* _Written request_: Every entry needs to be reproduced exactly.

————

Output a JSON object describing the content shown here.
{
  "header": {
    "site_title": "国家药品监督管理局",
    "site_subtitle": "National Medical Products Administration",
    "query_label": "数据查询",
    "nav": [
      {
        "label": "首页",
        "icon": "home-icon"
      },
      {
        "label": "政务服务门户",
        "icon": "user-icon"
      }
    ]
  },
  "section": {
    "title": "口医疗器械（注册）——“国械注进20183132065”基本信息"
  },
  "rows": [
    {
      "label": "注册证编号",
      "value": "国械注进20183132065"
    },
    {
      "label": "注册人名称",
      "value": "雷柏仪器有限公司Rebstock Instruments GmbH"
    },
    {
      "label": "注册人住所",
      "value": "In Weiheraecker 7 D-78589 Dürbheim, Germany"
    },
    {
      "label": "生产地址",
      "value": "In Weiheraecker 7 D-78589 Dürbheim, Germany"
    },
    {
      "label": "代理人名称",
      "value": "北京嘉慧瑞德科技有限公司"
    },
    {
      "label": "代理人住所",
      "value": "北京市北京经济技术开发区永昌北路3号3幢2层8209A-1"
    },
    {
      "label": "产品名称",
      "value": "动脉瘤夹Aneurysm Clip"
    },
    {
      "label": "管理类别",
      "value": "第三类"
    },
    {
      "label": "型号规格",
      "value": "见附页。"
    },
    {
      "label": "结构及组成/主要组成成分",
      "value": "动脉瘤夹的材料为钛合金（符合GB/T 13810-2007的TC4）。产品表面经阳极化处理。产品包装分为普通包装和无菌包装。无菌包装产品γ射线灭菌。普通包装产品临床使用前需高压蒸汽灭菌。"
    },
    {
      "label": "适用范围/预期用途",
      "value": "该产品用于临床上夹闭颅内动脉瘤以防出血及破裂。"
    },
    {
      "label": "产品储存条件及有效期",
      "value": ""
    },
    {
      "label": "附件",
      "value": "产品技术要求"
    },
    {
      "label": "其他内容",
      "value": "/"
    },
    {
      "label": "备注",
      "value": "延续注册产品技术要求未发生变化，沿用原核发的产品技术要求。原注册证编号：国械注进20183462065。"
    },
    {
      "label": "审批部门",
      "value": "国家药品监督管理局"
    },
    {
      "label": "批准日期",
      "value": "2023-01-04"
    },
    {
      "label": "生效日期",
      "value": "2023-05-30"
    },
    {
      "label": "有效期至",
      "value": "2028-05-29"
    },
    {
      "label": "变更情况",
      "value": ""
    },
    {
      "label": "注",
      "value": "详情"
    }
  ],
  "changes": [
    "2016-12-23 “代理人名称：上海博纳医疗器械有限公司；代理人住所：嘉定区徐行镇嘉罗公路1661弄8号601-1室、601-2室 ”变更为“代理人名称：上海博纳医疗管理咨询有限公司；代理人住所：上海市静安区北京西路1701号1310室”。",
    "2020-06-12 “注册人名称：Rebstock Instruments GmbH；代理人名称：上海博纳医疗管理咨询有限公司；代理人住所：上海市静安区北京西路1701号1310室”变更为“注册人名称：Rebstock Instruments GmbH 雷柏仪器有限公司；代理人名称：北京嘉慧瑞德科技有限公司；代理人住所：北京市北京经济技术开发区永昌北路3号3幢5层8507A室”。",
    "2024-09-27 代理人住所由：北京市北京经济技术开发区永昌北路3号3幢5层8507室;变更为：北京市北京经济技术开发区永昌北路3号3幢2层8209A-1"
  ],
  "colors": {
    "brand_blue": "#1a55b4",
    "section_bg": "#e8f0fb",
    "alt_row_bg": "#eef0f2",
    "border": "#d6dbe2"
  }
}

————

* _Answer for this exercise_:
Output a JSON object describing the content shown here.
{
  "header": {
    "site_title": "国家药品监督管理局",
    "site_subtitle": "National Medical Products Administration",
    "query_label": "数据查询",
    "nav": [
      {
        "label": "首页",
        "icon": "home-icon"
      },
      {
        "label": "政务服务门户",
        "icon": "user-icon"
      }
    ]
  },
  "section": {
    "title": "口医疗器械（注册）——“国械注进20183132065”基本信息"
  },
  "rows": [
    {
      "label": "注册证编号",
      "value": "国械注进20183132065"
    },
    {
      "label": "注册人名称",
      "value": "雷柏仪器有限公司Rebstock Instruments GmbH"
    },
    {
      "label": "注册人住所",
      "value": "In Weiheraecker 7 D-78589 Dürbheim, Germany"
    },
    {
      "label": "生产地址",
      "value": "In Weiheraecker 7 D-78589 Dürbheim, Germany"
    },
    {
      "label": "代理人名称",
      "value": "北京嘉慧瑞德科技有限公司"
    },
    {
      "label": "代理人住所",
      "value": "北京市北京经济技术开发区永昌北路3号3幢2层8209A-1"
    },
    {
      "label": "产品名称",
      "value": "动脉瘤夹Aneurysm Clip"
    },
    {
      "label": "管理类别",
      "value": "第三类"
    },
    {
      "label": "型号规格",
      "value": "见附页。"
    },
    {
      "label": "结构及组成/主要组成成分",
      "value": "动脉瘤夹的材料为钛合金（符合GB/T 13810-2007的TC4）。产品表面经阳极化处理。产品包装分为普通包装和无菌包装。无菌包装产品γ射线灭菌。普通包装产品临床使用前需高压蒸汽灭菌。"
    },
    {
      "label": "适用范围/预期用途",
      "value": "该产品用于临床上夹闭颅内动脉瘤以防出血及破裂。"
    },
    {
      "label": "产品储存条件及有效期",
      "value": ""
    },
    {
      "label": "附件",
      "value": "产品技术要求"
    },
    {
      "label": "其他内容",
      "value": "/"
    },
    {
      "label": "备注",
      "value": "延续注册产品技术要求未发生变化，沿用原核发的产品技术要求。原注册证编号：国械注进20183462065。"
    },
    {
      "label": "审批部门",
      "value": "国家药品监督管理局"
    },
    {
      "label": "批准日期",
      "value": "2023-01-04"
    },
    {
      "label": "生效日期",
      "value": "2023-05-30"
    },
    {
      "label": "有效期至",
      "value": "2028-05-29"
    },
    {
      "label": "变更情况",
      "value": ""
    },
    {
      "label": "注",
      "value": "详情"
    }
  ],
  "changes": [
    "2016-12-23 “代理人名称：上海博纳医疗器械有限公司；代理人住所：嘉定区徐行镇嘉罗公路1661弄8号601-1室、601-2室 ”变更为“代理人名称：上海博纳医疗管理咨询有限公司；代理人住所：上海市静安区北京西路1701号1310室”。",
    "2020-06-12 “注册人名称：Rebstock Instruments GmbH；代理人名称：上海博纳医疗管理咨询有限公司；代理人住所：上海市静安区北京西路1701号1310室”变更为“注册人名称：Rebstock Instruments GmbH 雷柏仪器有限公司；代理人名称：北京嘉慧瑞德科技有限公司；代理人住所：北京市北京经济技术开发区永昌北路3号3幢5层8507A室”。",
    "2024-09-27 代理人住所由：北京市北京经济技术开发区永昌北路3号3幢5层8507室;变更为：北京市北京经济技术开发区永昌北路3号3幢2层8209A-1"
  ],
  "colors": {
    "brand_blue": "#1a55b4",
    "section_bg": "#e8f0fb",
    "alt_row_bg": "#eef0f2",
    "border": "#d6dbe2"
  }
}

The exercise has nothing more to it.